▶ Data to use
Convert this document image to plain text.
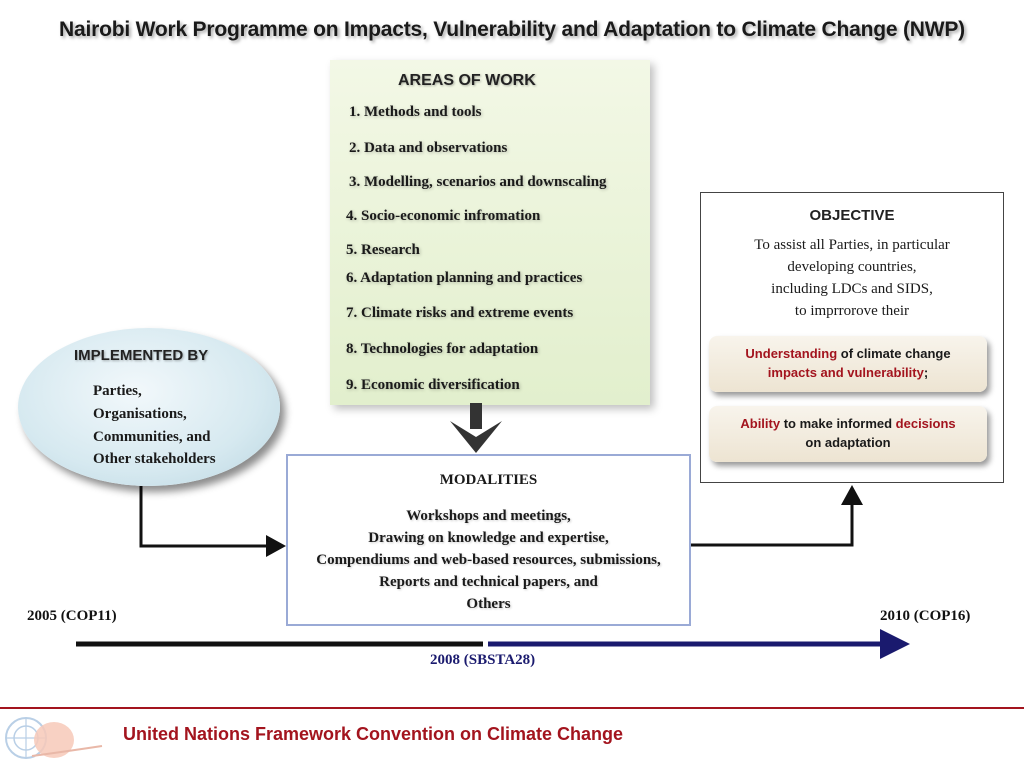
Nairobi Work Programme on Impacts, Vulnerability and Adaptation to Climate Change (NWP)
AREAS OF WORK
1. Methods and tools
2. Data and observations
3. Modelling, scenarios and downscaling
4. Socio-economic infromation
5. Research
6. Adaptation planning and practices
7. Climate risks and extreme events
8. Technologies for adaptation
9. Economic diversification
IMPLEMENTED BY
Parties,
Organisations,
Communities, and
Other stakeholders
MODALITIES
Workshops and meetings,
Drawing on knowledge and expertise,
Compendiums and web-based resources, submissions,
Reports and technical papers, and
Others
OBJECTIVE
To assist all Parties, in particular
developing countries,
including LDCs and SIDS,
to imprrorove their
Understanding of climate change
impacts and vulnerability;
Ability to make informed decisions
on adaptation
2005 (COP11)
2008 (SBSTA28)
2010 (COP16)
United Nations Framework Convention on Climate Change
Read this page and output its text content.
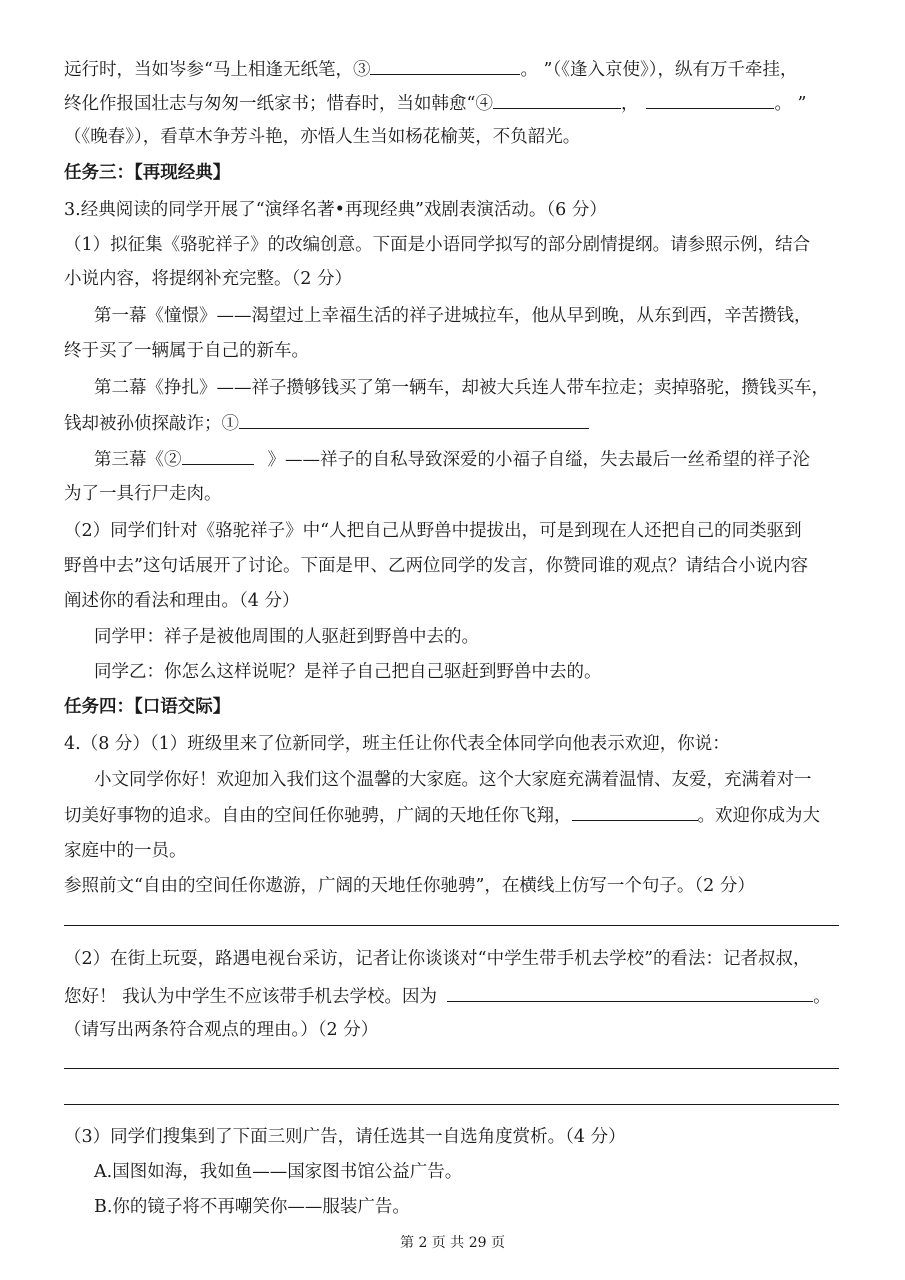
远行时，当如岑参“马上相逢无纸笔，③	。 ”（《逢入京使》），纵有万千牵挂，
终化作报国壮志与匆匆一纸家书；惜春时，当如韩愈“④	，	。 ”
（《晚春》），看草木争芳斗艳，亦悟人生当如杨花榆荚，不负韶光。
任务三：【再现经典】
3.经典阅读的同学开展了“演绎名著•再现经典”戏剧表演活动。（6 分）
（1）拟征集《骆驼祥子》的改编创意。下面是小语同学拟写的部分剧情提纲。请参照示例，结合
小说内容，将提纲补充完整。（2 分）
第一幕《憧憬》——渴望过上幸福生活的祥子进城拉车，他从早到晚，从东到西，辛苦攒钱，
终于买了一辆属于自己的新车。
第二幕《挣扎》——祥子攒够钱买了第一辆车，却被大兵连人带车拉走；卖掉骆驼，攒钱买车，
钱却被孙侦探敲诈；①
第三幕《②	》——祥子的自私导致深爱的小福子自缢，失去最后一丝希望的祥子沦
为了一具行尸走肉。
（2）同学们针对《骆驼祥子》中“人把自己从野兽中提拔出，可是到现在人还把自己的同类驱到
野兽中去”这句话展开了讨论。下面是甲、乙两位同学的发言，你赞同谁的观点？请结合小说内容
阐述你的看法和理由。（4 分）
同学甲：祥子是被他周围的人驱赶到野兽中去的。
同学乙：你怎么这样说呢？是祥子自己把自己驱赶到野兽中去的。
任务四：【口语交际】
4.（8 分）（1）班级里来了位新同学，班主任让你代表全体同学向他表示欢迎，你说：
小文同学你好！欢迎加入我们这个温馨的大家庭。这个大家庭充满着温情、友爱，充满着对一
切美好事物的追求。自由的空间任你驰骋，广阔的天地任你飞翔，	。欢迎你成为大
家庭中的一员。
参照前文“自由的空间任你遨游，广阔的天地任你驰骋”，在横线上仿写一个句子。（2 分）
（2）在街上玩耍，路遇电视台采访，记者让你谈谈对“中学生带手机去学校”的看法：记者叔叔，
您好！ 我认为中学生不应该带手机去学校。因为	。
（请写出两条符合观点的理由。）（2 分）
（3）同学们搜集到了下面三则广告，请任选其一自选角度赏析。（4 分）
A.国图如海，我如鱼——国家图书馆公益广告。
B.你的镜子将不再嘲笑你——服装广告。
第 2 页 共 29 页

▶ Task prompt
Output the lines above in full and exactly as given, omitting any pictures.

▶ Answer for this exercise
Convert this document image to plain text.
Nairobi Work Programme on Impacts, Vulnerability and Adaptation to Climate Change (NWP)
AREAS OF WORK
1. Methods and tools
2. Data and observations
3. Modelling, scenarios and downscaling
4. Socio-economic infromation
5. Research
6. Adaptation planning and practices
7. Climate risks and extreme events
8. Technologies for adaptation
9. Economic diversification
IMPLEMENTED BY
Parties,
Organisations,
Communities, and
Other stakeholders
MODALITIES
Workshops and meetings,
Drawing on knowledge and expertise,
Compendiums and web-based resources, submissions,
Reports and technical papers, and
Others
OBJECTIVE
To assist all Parties, in particular
developing countries,
including LDCs and SIDS,
to imprrorove their
Understanding of climate change
impacts and vulnerability;
Ability to make informed decisions
on adaptation
2005 (COP11)
2008 (SBSTA28)
2010 (COP16)
United Nations Framework Convention on Climate Change
Read this page and output its text content.
远行时，当如岑参“马上相逢无纸笔，③	。 ”（《逢入京使》），纵有万千牵挂，
终化作报国壮志与匆匆一纸家书；惜春时，当如韩愈“④	，	。 ”
（《晚春》），看草木争芳斗艳，亦悟人生当如杨花榆荚，不负韶光。
任务三：【再现经典】
3.经典阅读的同学开展了“演绎名著•再现经典”戏剧表演活动。（6 分）
（1）拟征集《骆驼祥子》的改编创意。下面是小语同学拟写的部分剧情提纲。请参照示例，结合
小说内容，将提纲补充完整。（2 分）
第一幕《憧憬》——渴望过上幸福生活的祥子进城拉车，他从早到晚，从东到西，辛苦攒钱，
终于买了一辆属于自己的新车。
第二幕《挣扎》——祥子攒够钱买了第一辆车，却被大兵连人带车拉走；卖掉骆驼，攒钱买车，
钱却被孙侦探敲诈；①
第三幕《②	》——祥子的自私导致深爱的小福子自缢，失去最后一丝希望的祥子沦
为了一具行尸走肉。
（2）同学们针对《骆驼祥子》中“人把自己从野兽中提拔出，可是到现在人还把自己的同类驱到
野兽中去”这句话展开了讨论。下面是甲、乙两位同学的发言，你赞同谁的观点？请结合小说内容
阐述你的看法和理由。（4 分）
同学甲：祥子是被他周围的人驱赶到野兽中去的。
同学乙：你怎么这样说呢？是祥子自己把自己驱赶到野兽中去的。
任务四：【口语交际】
4.（8 分）（1）班级里来了位新同学，班主任让你代表全体同学向他表示欢迎，你说：
小文同学你好！欢迎加入我们这个温馨的大家庭。这个大家庭充满着温情、友爱，充满着对一
切美好事物的追求。自由的空间任你驰骋，广阔的天地任你飞翔，	。欢迎你成为大
家庭中的一员。
参照前文“自由的空间任你遨游，广阔的天地任你驰骋”，在横线上仿写一个句子。（2 分）
（2）在街上玩耍，路遇电视台采访，记者让你谈谈对“中学生带手机去学校”的看法：记者叔叔，
您好！ 我认为中学生不应该带手机去学校。因为	。
（请写出两条符合观点的理由。）（2 分）
（3）同学们搜集到了下面三则广告，请任选其一自选角度赏析。（4 分）
A.国图如海，我如鱼——国家图书馆公益广告。
B.你的镜子将不再嘲笑你——服装广告。
第 2 页 共 29 页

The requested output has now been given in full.